Stored data
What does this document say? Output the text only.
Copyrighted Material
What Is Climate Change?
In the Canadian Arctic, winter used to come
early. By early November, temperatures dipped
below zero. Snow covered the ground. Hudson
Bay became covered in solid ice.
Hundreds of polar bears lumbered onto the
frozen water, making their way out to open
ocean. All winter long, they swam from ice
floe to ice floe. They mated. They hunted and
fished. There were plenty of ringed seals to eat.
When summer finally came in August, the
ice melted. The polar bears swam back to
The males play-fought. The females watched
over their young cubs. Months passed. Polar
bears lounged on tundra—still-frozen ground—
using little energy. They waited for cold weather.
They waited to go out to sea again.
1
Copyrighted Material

INSTRUCTIONS TO FOLLOW: Retype the entries one by one, exactly.

TASK OUTPUT:
What does this document say? Output the text only.
Copyrighted Material
What Is Climate Change?
In the Canadian Arctic, winter used to come
early. By early November, temperatures dipped
below zero. Snow covered the ground. Hudson
Bay became covered in solid ice.
Hundreds of polar bears lumbered onto the
frozen water, making their way out to open
ocean. All winter long, they swam from ice
floe to ice floe. They mated. They hunted and
fished. There were plenty of ringed seals to eat.
When summer finally came in August, the
ice melted. The polar bears swam back to
The males play-fought. The females watched
over their young cubs. Months passed. Polar
bears lounged on tundra—still-frozen ground—
using little energy. They waited for cold weather.
They waited to go out to sea again.
1
Copyrighted Material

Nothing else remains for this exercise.